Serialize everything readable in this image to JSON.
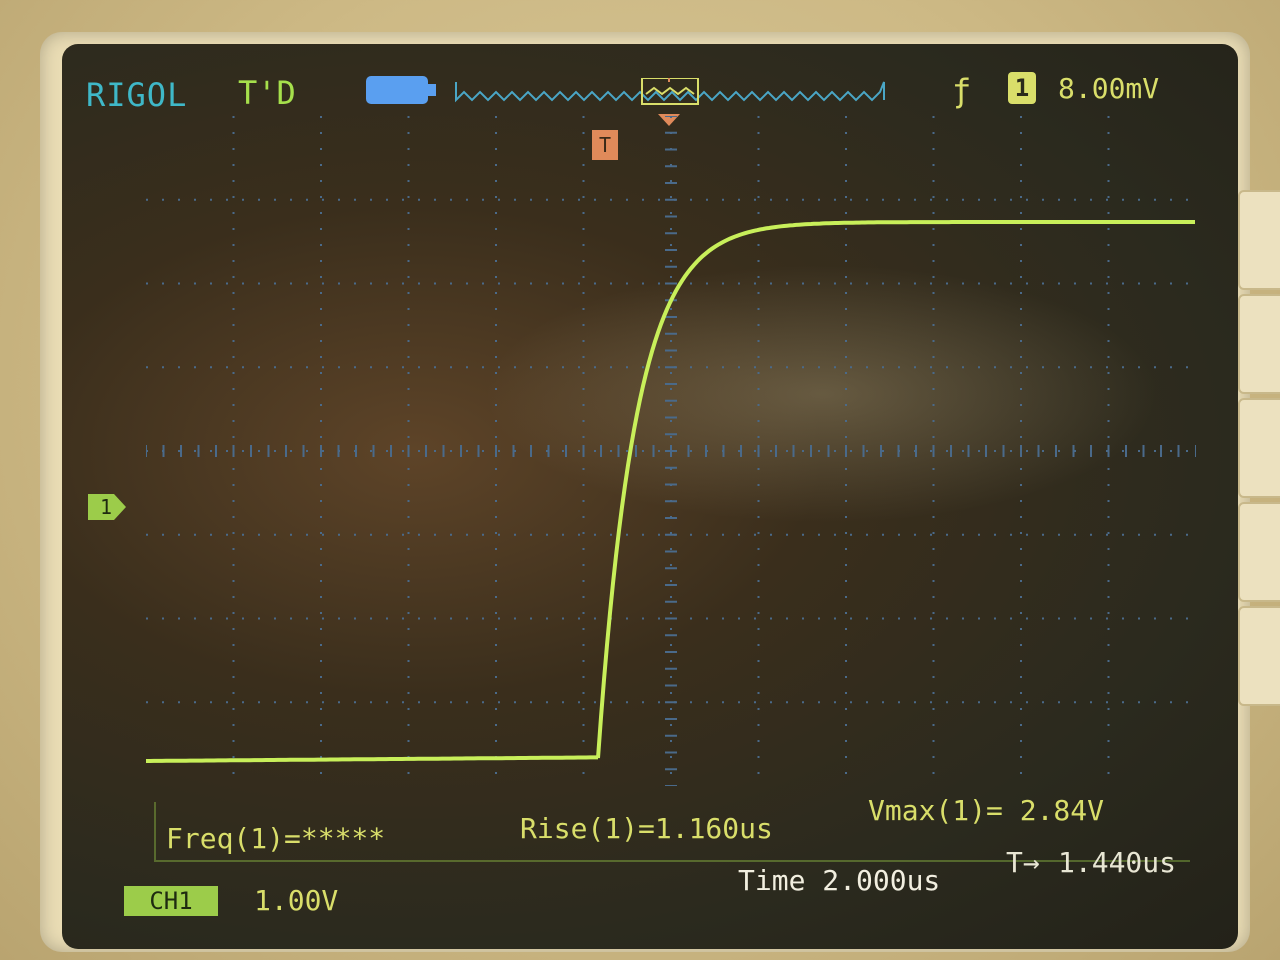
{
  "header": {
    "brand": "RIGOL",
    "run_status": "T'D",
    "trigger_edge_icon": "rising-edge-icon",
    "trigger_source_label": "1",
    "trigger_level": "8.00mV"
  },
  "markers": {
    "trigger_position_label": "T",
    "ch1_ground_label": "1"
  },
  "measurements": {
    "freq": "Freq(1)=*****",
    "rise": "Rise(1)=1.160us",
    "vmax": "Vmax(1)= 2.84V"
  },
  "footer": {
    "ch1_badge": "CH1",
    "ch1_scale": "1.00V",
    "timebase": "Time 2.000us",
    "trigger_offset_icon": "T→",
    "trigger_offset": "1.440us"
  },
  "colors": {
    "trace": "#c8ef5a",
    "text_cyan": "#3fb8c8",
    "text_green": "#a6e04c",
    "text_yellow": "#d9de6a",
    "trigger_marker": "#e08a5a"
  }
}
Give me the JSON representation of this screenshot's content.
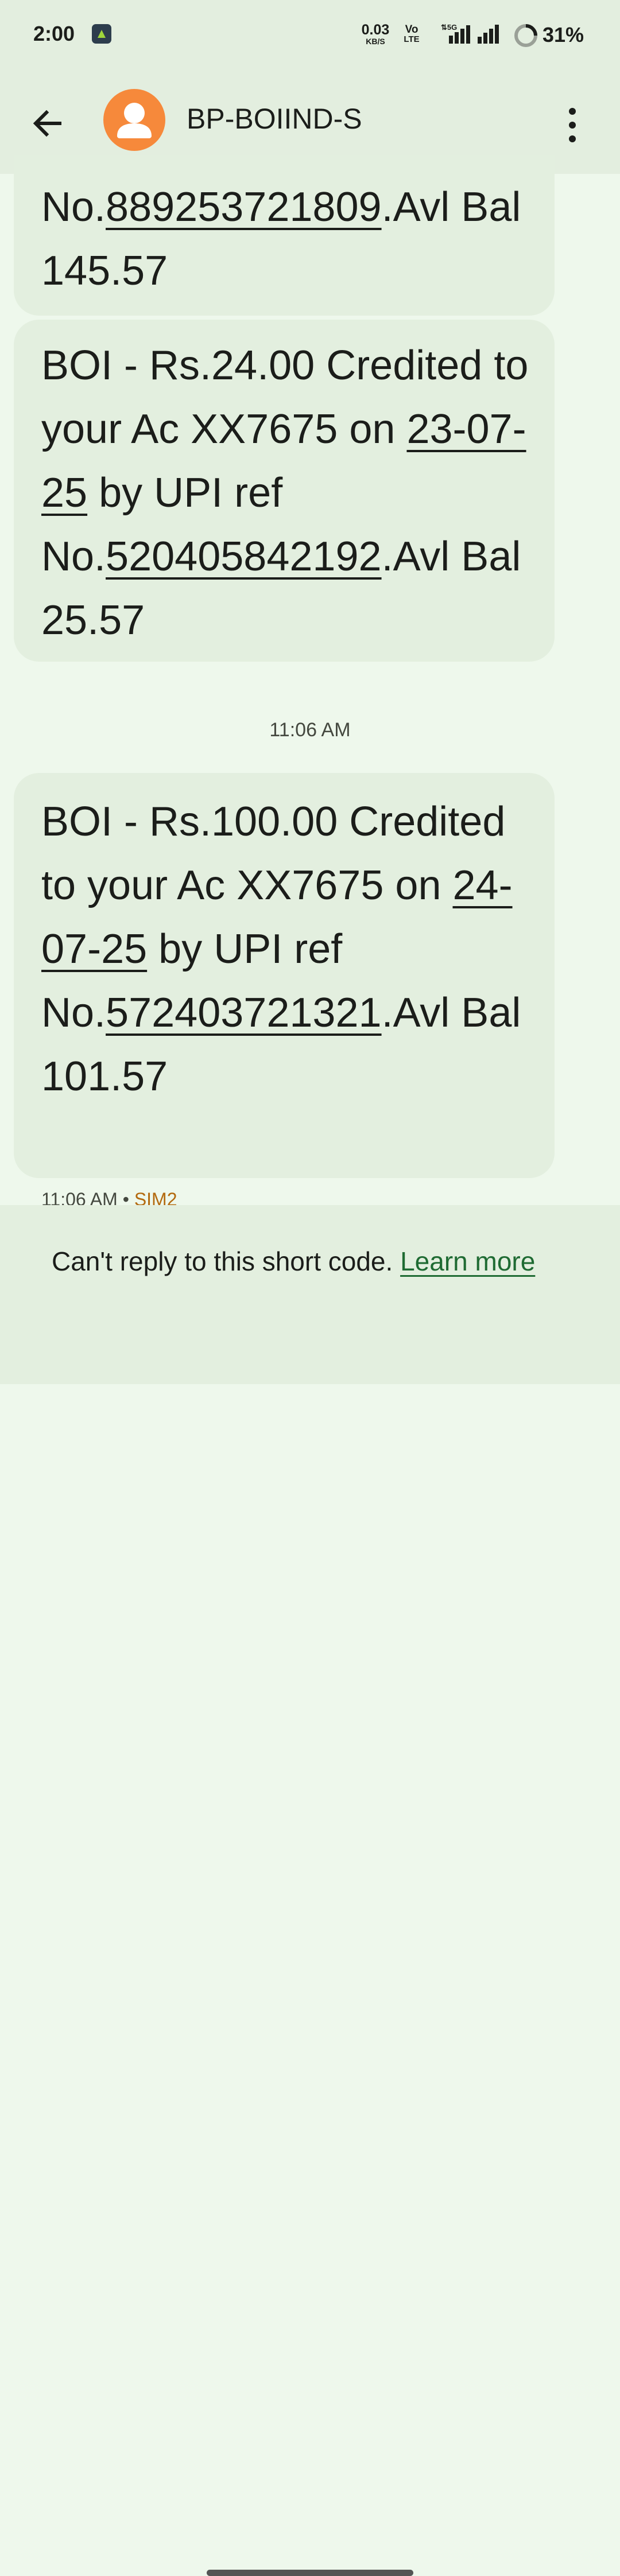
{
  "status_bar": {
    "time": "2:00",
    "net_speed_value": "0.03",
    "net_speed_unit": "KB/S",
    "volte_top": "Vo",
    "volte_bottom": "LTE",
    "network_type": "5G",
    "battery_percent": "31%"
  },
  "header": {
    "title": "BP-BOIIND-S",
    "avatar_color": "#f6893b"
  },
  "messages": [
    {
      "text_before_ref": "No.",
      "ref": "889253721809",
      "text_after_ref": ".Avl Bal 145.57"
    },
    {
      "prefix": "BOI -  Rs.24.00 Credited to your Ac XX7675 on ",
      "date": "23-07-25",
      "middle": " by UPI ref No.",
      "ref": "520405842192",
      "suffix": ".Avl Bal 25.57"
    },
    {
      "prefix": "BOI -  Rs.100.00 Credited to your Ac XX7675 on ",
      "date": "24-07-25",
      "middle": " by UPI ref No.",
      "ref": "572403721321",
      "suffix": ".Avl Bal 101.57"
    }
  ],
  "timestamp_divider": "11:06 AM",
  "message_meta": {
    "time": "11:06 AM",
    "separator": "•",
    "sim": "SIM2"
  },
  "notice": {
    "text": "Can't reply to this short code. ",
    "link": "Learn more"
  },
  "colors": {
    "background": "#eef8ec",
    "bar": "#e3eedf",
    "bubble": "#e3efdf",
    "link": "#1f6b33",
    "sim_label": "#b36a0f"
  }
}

◆ WRITTEN PROBLEM ◆
Quote the listing above in full, except for the pictures.

◆ COMPLETED EXERCISE ◆
Serialize everything readable in this image to JSON.
{
  "header": {
    "brand": "RIGOL",
    "run_status": "T'D",
    "trigger_edge_icon": "rising-edge-icon",
    "trigger_source_label": "1",
    "trigger_level": "8.00mV"
  },
  "markers": {
    "trigger_position_label": "T",
    "ch1_ground_label": "1"
  },
  "measurements": {
    "freq": "Freq(1)=*****",
    "rise": "Rise(1)=1.160us",
    "vmax": "Vmax(1)= 2.84V"
  },
  "footer": {
    "ch1_badge": "CH1",
    "ch1_scale": "1.00V",
    "timebase": "Time 2.000us",
    "trigger_offset_icon": "T→",
    "trigger_offset": "1.440us"
  },
  "colors": {
    "trace": "#c8ef5a",
    "text_cyan": "#3fb8c8",
    "text_green": "#a6e04c",
    "text_yellow": "#d9de6a",
    "trigger_marker": "#e08a5a"
  }
}
Give me the JSON representation of this screenshot's content.
{
  "status_bar": {
    "time": "2:00",
    "net_speed_value": "0.03",
    "net_speed_unit": "KB/S",
    "volte_top": "Vo",
    "volte_bottom": "LTE",
    "network_type": "5G",
    "battery_percent": "31%"
  },
  "header": {
    "title": "BP-BOIIND-S",
    "avatar_color": "#f6893b"
  },
  "messages": [
    {
      "text_before_ref": "No.",
      "ref": "889253721809",
      "text_after_ref": ".Avl Bal 145.57"
    },
    {
      "prefix": "BOI -  Rs.24.00 Credited to your Ac XX7675 on ",
      "date": "23-07-25",
      "middle": " by UPI ref No.",
      "ref": "520405842192",
      "suffix": ".Avl Bal 25.57"
    },
    {
      "prefix": "BOI -  Rs.100.00 Credited to your Ac XX7675 on ",
      "date": "24-07-25",
      "middle": " by UPI ref No.",
      "ref": "572403721321",
      "suffix": ".Avl Bal 101.57"
    }
  ],
  "timestamp_divider": "11:06 AM",
  "message_meta": {
    "time": "11:06 AM",
    "separator": "•",
    "sim": "SIM2"
  },
  "notice": {
    "text": "Can't reply to this short code. ",
    "link": "Learn more"
  },
  "colors": {
    "background": "#eef8ec",
    "bar": "#e3eedf",
    "bubble": "#e3efdf",
    "link": "#1f6b33",
    "sim_label": "#b36a0f"
  }
}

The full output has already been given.